● **EXERCISE INSTRUCTIONS**:
Skip the pictures. Copy all the rest of the records down exactly.

◆ ◆ ◆ ◆ ◆ ◆ ◆

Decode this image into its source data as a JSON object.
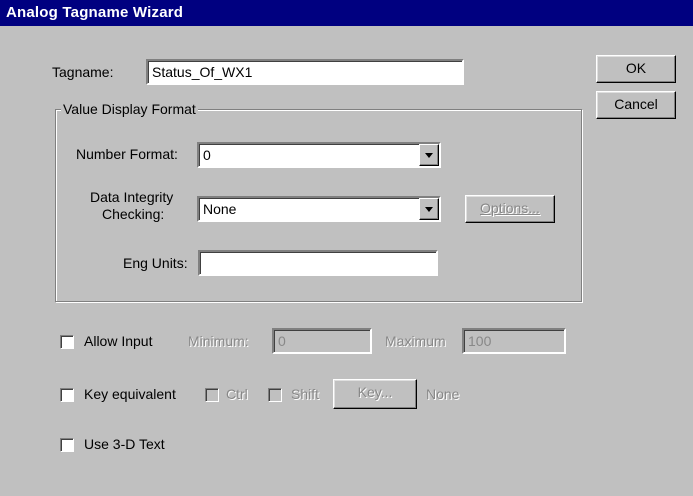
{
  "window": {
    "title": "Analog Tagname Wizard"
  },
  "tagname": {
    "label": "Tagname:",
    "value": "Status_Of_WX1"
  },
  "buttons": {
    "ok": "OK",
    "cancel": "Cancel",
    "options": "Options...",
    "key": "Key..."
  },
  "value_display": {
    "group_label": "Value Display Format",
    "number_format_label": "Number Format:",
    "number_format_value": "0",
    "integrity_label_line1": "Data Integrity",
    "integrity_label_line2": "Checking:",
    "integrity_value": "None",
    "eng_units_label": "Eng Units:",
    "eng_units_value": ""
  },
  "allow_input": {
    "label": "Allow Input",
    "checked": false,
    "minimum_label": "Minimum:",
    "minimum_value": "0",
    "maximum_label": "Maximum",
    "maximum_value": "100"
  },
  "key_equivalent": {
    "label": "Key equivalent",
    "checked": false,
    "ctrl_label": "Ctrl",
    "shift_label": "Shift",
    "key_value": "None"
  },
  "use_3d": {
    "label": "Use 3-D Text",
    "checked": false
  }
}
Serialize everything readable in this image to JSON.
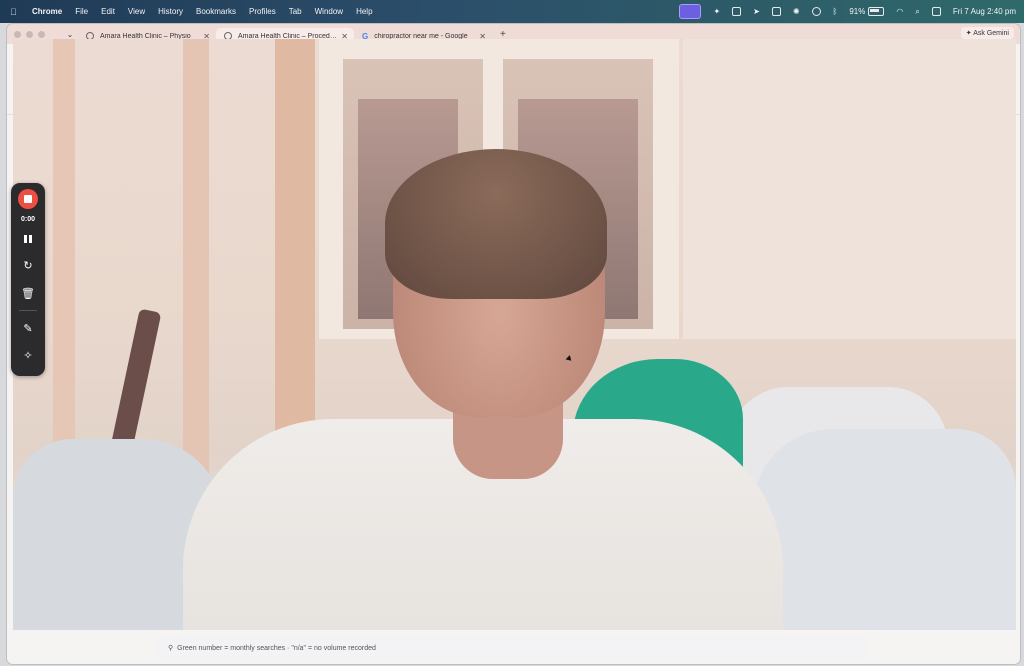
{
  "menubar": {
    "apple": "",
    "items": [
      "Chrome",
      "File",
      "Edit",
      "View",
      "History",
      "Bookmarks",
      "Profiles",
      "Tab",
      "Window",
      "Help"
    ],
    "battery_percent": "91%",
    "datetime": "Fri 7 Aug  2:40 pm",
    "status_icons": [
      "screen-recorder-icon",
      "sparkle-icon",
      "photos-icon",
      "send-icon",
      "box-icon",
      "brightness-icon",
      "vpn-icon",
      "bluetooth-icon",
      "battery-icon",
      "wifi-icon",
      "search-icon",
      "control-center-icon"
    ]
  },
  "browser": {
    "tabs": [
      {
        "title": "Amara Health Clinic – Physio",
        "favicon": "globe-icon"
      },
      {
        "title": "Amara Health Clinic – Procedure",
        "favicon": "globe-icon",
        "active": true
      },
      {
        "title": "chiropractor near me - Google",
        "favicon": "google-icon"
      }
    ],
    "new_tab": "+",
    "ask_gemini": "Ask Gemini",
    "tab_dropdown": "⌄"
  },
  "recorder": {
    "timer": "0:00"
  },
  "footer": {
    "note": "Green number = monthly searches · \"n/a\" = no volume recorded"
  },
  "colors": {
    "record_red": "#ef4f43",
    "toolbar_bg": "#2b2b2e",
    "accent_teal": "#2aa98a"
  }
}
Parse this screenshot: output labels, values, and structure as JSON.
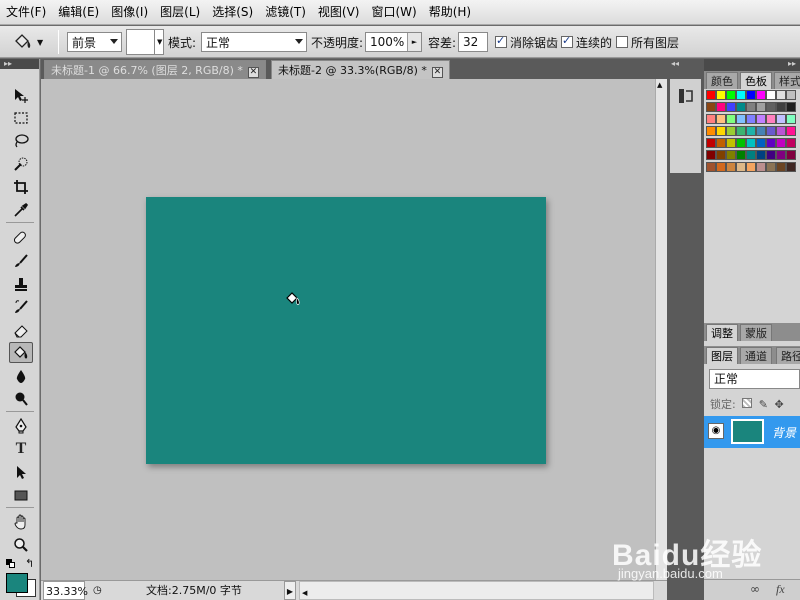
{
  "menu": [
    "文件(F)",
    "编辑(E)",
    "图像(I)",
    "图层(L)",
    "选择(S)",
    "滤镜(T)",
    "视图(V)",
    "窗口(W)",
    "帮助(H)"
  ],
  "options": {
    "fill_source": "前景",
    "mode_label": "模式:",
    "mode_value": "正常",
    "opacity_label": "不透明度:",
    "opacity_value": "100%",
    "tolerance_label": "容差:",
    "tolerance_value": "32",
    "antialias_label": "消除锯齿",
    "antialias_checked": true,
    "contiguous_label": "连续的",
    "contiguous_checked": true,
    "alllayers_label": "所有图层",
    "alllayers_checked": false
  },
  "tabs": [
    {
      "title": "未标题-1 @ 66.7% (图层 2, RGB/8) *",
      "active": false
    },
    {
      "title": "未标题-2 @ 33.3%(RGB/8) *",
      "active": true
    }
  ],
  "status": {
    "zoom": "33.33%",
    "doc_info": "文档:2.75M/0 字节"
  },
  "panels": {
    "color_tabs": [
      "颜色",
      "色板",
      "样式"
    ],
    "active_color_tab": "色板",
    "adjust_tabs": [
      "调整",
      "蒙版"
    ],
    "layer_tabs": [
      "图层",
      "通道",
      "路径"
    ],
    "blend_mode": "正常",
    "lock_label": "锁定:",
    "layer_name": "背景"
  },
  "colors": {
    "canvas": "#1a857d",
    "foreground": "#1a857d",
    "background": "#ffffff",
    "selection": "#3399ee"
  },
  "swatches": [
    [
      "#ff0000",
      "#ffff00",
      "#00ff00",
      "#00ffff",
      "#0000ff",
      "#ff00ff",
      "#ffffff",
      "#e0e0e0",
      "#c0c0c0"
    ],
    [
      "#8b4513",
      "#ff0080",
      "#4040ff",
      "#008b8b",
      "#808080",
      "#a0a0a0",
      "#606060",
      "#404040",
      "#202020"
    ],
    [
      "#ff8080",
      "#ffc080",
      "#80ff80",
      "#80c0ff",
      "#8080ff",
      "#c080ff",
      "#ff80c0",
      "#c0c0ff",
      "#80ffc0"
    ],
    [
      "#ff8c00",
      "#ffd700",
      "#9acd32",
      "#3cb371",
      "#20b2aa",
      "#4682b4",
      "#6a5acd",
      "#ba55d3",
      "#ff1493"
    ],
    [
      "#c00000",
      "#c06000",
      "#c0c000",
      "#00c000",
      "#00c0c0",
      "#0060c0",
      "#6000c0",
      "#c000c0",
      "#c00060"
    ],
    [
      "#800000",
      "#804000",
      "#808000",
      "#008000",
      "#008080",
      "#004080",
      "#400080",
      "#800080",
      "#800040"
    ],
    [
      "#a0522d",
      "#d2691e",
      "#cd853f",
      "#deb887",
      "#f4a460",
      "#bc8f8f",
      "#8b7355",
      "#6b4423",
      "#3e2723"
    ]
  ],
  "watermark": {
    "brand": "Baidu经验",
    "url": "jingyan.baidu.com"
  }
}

◆ ◆ ◆ ◆ ◆ ◆ ◆

● **SOLUTION TO THE EXERCISE**:
Decode this image into its source data as a JSON object.
{
  "window": {
    "title": "Analog Tagname Wizard"
  },
  "tagname": {
    "label": "Tagname:",
    "value": "Status_Of_WX1"
  },
  "buttons": {
    "ok": "OK",
    "cancel": "Cancel",
    "options": "Options...",
    "key": "Key..."
  },
  "value_display": {
    "group_label": "Value Display Format",
    "number_format_label": "Number Format:",
    "number_format_value": "0",
    "integrity_label_line1": "Data Integrity",
    "integrity_label_line2": "Checking:",
    "integrity_value": "None",
    "eng_units_label": "Eng Units:",
    "eng_units_value": ""
  },
  "allow_input": {
    "label": "Allow Input",
    "checked": false,
    "minimum_label": "Minimum:",
    "minimum_value": "0",
    "maximum_label": "Maximum",
    "maximum_value": "100"
  },
  "key_equivalent": {
    "label": "Key equivalent",
    "checked": false,
    "ctrl_label": "Ctrl",
    "shift_label": "Shift",
    "key_value": "None"
  },
  "use_3d": {
    "label": "Use 3-D Text",
    "checked": false
  }
}
Serialize everything readable in this image to JSON.
{
  "menubar": {
    "apple": "",
    "items": [
      "Chrome",
      "File",
      "Edit",
      "View",
      "History",
      "Bookmarks",
      "Profiles",
      "Tab",
      "Window",
      "Help"
    ],
    "battery_percent": "91%",
    "datetime": "Fri 7 Aug  2:40 pm",
    "status_icons": [
      "screen-recorder-icon",
      "sparkle-icon",
      "photos-icon",
      "send-icon",
      "box-icon",
      "brightness-icon",
      "vpn-icon",
      "bluetooth-icon",
      "battery-icon",
      "wifi-icon",
      "search-icon",
      "control-center-icon"
    ]
  },
  "browser": {
    "tabs": [
      {
        "title": "Amara Health Clinic – Physio",
        "favicon": "globe-icon"
      },
      {
        "title": "Amara Health Clinic – Procedure",
        "favicon": "globe-icon",
        "active": true
      },
      {
        "title": "chiropractor near me - Google",
        "favicon": "google-icon"
      }
    ],
    "new_tab": "+",
    "ask_gemini": "Ask Gemini",
    "tab_dropdown": "⌄"
  },
  "recorder": {
    "timer": "0:00"
  },
  "footer": {
    "note": "Green number = monthly searches · \"n/a\" = no volume recorded"
  },
  "colors": {
    "record_red": "#ef4f43",
    "toolbar_bg": "#2b2b2e",
    "accent_teal": "#2aa98a"
  }
}
Parse this screenshot: output labels, values, and structure as JSON.
{
  "menu": [
    "文件(F)",
    "编辑(E)",
    "图像(I)",
    "图层(L)",
    "选择(S)",
    "滤镜(T)",
    "视图(V)",
    "窗口(W)",
    "帮助(H)"
  ],
  "options": {
    "fill_source": "前景",
    "mode_label": "模式:",
    "mode_value": "正常",
    "opacity_label": "不透明度:",
    "opacity_value": "100%",
    "tolerance_label": "容差:",
    "tolerance_value": "32",
    "antialias_label": "消除锯齿",
    "antialias_checked": true,
    "contiguous_label": "连续的",
    "contiguous_checked": true,
    "alllayers_label": "所有图层",
    "alllayers_checked": false
  },
  "tabs": [
    {
      "title": "未标题-1 @ 66.7% (图层 2, RGB/8) *",
      "active": false
    },
    {
      "title": "未标题-2 @ 33.3%(RGB/8) *",
      "active": true
    }
  ],
  "status": {
    "zoom": "33.33%",
    "doc_info": "文档:2.75M/0 字节"
  },
  "panels": {
    "color_tabs": [
      "颜色",
      "色板",
      "样式"
    ],
    "active_color_tab": "色板",
    "adjust_tabs": [
      "调整",
      "蒙版"
    ],
    "layer_tabs": [
      "图层",
      "通道",
      "路径"
    ],
    "blend_mode": "正常",
    "lock_label": "锁定:",
    "layer_name": "背景"
  },
  "colors": {
    "canvas": "#1a857d",
    "foreground": "#1a857d",
    "background": "#ffffff",
    "selection": "#3399ee"
  },
  "swatches": [
    [
      "#ff0000",
      "#ffff00",
      "#00ff00",
      "#00ffff",
      "#0000ff",
      "#ff00ff",
      "#ffffff",
      "#e0e0e0",
      "#c0c0c0"
    ],
    [
      "#8b4513",
      "#ff0080",
      "#4040ff",
      "#008b8b",
      "#808080",
      "#a0a0a0",
      "#606060",
      "#404040",
      "#202020"
    ],
    [
      "#ff8080",
      "#ffc080",
      "#80ff80",
      "#80c0ff",
      "#8080ff",
      "#c080ff",
      "#ff80c0",
      "#c0c0ff",
      "#80ffc0"
    ],
    [
      "#ff8c00",
      "#ffd700",
      "#9acd32",
      "#3cb371",
      "#20b2aa",
      "#4682b4",
      "#6a5acd",
      "#ba55d3",
      "#ff1493"
    ],
    [
      "#c00000",
      "#c06000",
      "#c0c000",
      "#00c000",
      "#00c0c0",
      "#0060c0",
      "#6000c0",
      "#c000c0",
      "#c00060"
    ],
    [
      "#800000",
      "#804000",
      "#808000",
      "#008000",
      "#008080",
      "#004080",
      "#400080",
      "#800080",
      "#800040"
    ],
    [
      "#a0522d",
      "#d2691e",
      "#cd853f",
      "#deb887",
      "#f4a460",
      "#bc8f8f",
      "#8b7355",
      "#6b4423",
      "#3e2723"
    ]
  ],
  "watermark": {
    "brand": "Baidu经验",
    "url": "jingyan.baidu.com"
  }
}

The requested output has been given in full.